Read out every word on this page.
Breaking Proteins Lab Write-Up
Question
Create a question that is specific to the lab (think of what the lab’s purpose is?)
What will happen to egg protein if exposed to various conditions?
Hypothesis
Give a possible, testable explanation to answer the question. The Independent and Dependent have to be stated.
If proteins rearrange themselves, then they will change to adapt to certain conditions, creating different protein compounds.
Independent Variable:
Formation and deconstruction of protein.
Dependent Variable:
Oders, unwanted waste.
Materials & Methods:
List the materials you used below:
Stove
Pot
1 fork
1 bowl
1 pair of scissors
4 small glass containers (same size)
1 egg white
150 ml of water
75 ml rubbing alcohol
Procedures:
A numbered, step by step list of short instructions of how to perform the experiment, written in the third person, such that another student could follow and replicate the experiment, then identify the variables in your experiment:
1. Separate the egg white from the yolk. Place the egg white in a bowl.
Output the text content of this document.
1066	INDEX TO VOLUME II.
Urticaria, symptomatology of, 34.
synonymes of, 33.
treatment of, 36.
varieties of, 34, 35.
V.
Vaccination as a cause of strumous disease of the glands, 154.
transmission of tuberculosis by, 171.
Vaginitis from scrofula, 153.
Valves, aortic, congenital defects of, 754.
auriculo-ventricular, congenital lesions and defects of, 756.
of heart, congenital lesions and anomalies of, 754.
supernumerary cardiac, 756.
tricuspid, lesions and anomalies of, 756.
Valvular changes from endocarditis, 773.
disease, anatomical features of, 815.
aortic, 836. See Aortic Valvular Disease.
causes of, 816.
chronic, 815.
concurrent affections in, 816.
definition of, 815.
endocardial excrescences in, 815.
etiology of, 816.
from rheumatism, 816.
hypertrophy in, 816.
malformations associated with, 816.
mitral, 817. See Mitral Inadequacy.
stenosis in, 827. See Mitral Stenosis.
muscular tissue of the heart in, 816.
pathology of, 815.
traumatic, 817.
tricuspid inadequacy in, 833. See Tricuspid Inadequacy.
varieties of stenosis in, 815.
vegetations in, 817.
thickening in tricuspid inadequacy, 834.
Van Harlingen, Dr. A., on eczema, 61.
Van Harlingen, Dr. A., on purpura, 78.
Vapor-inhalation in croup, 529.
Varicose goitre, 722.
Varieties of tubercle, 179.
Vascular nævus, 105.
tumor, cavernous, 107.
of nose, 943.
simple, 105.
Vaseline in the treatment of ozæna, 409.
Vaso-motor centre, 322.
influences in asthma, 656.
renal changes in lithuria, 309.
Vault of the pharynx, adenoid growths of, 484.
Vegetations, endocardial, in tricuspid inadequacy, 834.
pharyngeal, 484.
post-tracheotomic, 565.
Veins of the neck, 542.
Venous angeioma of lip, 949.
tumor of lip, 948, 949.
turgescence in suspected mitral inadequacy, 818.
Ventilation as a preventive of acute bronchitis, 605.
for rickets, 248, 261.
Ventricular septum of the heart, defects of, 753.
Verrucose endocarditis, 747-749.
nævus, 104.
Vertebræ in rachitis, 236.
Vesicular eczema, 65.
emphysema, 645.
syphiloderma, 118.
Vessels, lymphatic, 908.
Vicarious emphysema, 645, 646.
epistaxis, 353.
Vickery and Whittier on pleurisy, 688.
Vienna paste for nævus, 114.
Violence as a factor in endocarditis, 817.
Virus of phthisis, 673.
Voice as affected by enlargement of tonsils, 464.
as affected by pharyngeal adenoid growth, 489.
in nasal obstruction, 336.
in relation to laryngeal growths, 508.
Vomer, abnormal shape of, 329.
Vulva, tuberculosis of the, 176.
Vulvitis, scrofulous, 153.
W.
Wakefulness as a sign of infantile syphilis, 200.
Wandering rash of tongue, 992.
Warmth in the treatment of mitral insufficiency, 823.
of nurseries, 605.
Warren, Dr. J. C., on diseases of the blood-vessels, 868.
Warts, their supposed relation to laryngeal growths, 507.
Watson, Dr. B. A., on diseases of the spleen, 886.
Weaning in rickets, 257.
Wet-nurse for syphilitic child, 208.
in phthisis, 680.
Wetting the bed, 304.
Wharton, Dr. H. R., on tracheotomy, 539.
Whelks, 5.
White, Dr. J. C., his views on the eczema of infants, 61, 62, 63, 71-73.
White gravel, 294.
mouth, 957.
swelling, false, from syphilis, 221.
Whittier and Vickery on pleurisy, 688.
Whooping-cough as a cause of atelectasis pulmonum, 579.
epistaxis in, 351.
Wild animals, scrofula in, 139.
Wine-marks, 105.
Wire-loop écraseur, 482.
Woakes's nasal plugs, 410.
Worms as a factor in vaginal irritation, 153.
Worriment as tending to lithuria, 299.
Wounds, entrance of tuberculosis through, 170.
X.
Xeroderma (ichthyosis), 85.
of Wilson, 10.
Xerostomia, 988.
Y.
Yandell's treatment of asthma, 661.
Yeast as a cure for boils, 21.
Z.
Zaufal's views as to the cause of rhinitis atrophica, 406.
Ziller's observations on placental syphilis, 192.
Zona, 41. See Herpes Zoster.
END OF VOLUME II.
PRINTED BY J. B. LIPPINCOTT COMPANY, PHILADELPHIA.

* _What the exercise asks_
Transcribe every line of the data, exactly as it stands.

* _Reply to the exercise_
Read out every word on this page.
Breaking Proteins Lab Write-Up
Question
Create a question that is specific to the lab (think of what the lab’s purpose is?)
What will happen to egg protein if exposed to various conditions?
Hypothesis
Give a possible, testable explanation to answer the question. The Independent and Dependent have to be stated.
If proteins rearrange themselves, then they will change to adapt to certain conditions, creating different protein compounds.
Independent Variable:
Formation and deconstruction of protein.
Dependent Variable:
Oders, unwanted waste.
Materials & Methods:
List the materials you used below:
Stove
Pot
1 fork
1 bowl
1 pair of scissors
4 small glass containers (same size)
1 egg white
150 ml of water
75 ml rubbing alcohol
Procedures:
A numbered, step by step list of short instructions of how to perform the experiment, written in the third person, such that another student could follow and replicate the experiment, then identify the variables in your experiment:
1. Separate the egg white from the yolk. Place the egg white in a bowl.
Output the text content of this document.
1066	INDEX TO VOLUME II.
Urticaria, symptomatology of, 34.
synonymes of, 33.
treatment of, 36.
varieties of, 34, 35.
V.
Vaccination as a cause of strumous disease of the glands, 154.
transmission of tuberculosis by, 171.
Vaginitis from scrofula, 153.
Valves, aortic, congenital defects of, 754.
auriculo-ventricular, congenital lesions and defects of, 756.
of heart, congenital lesions and anomalies of, 754.
supernumerary cardiac, 756.
tricuspid, lesions and anomalies of, 756.
Valvular changes from endocarditis, 773.
disease, anatomical features of, 815.
aortic, 836. See Aortic Valvular Disease.
causes of, 816.
chronic, 815.
concurrent affections in, 816.
definition of, 815.
endocardial excrescences in, 815.
etiology of, 816.
from rheumatism, 816.
hypertrophy in, 816.
malformations associated with, 816.
mitral, 817. See Mitral Inadequacy.
stenosis in, 827. See Mitral Stenosis.
muscular tissue of the heart in, 816.
pathology of, 815.
traumatic, 817.
tricuspid inadequacy in, 833. See Tricuspid Inadequacy.
varieties of stenosis in, 815.
vegetations in, 817.
thickening in tricuspid inadequacy, 834.
Van Harlingen, Dr. A., on eczema, 61.
Van Harlingen, Dr. A., on purpura, 78.
Vapor-inhalation in croup, 529.
Varicose goitre, 722.
Varieties of tubercle, 179.
Vascular nævus, 105.
tumor, cavernous, 107.
of nose, 943.
simple, 105.
Vaseline in the treatment of ozæna, 409.
Vaso-motor centre, 322.
influences in asthma, 656.
renal changes in lithuria, 309.
Vault of the pharynx, adenoid growths of, 484.
Vegetations, endocardial, in tricuspid inadequacy, 834.
pharyngeal, 484.
post-tracheotomic, 565.
Veins of the neck, 542.
Venous angeioma of lip, 949.
tumor of lip, 948, 949.
turgescence in suspected mitral inadequacy, 818.
Ventilation as a preventive of acute bronchitis, 605.
for rickets, 248, 261.
Ventricular septum of the heart, defects of, 753.
Verrucose endocarditis, 747-749.
nævus, 104.
Vertebræ in rachitis, 236.
Vesicular eczema, 65.
emphysema, 645.
syphiloderma, 118.
Vessels, lymphatic, 908.
Vicarious emphysema, 645, 646.
epistaxis, 353.
Vickery and Whittier on pleurisy, 688.
Vienna paste for nævus, 114.
Violence as a factor in endocarditis, 817.
Virus of phthisis, 673.
Voice as affected by enlargement of tonsils, 464.
as affected by pharyngeal adenoid growth, 489.
in nasal obstruction, 336.
in relation to laryngeal growths, 508.
Vomer, abnormal shape of, 329.
Vulva, tuberculosis of the, 176.
Vulvitis, scrofulous, 153.
W.
Wakefulness as a sign of infantile syphilis, 200.
Wandering rash of tongue, 992.
Warmth in the treatment of mitral insufficiency, 823.
of nurseries, 605.
Warren, Dr. J. C., on diseases of the blood-vessels, 868.
Warts, their supposed relation to laryngeal growths, 507.
Watson, Dr. B. A., on diseases of the spleen, 886.
Weaning in rickets, 257.
Wet-nurse for syphilitic child, 208.
in phthisis, 680.
Wetting the bed, 304.
Wharton, Dr. H. R., on tracheotomy, 539.
Whelks, 5.
White, Dr. J. C., his views on the eczema of infants, 61, 62, 63, 71-73.
White gravel, 294.
mouth, 957.
swelling, false, from syphilis, 221.
Whittier and Vickery on pleurisy, 688.
Whooping-cough as a cause of atelectasis pulmonum, 579.
epistaxis in, 351.
Wild animals, scrofula in, 139.
Wine-marks, 105.
Wire-loop écraseur, 482.
Woakes's nasal plugs, 410.
Worms as a factor in vaginal irritation, 153.
Worriment as tending to lithuria, 299.
Wounds, entrance of tuberculosis through, 170.
X.
Xeroderma (ichthyosis), 85.
of Wilson, 10.
Xerostomia, 988.
Y.
Yandell's treatment of asthma, 661.
Yeast as a cure for boils, 21.
Z.
Zaufal's views as to the cause of rhinitis atrophica, 406.
Ziller's observations on placental syphilis, 192.
Zona, 41. See Herpes Zoster.
END OF VOLUME II.
PRINTED BY J. B. LIPPINCOTT COMPANY, PHILADELPHIA.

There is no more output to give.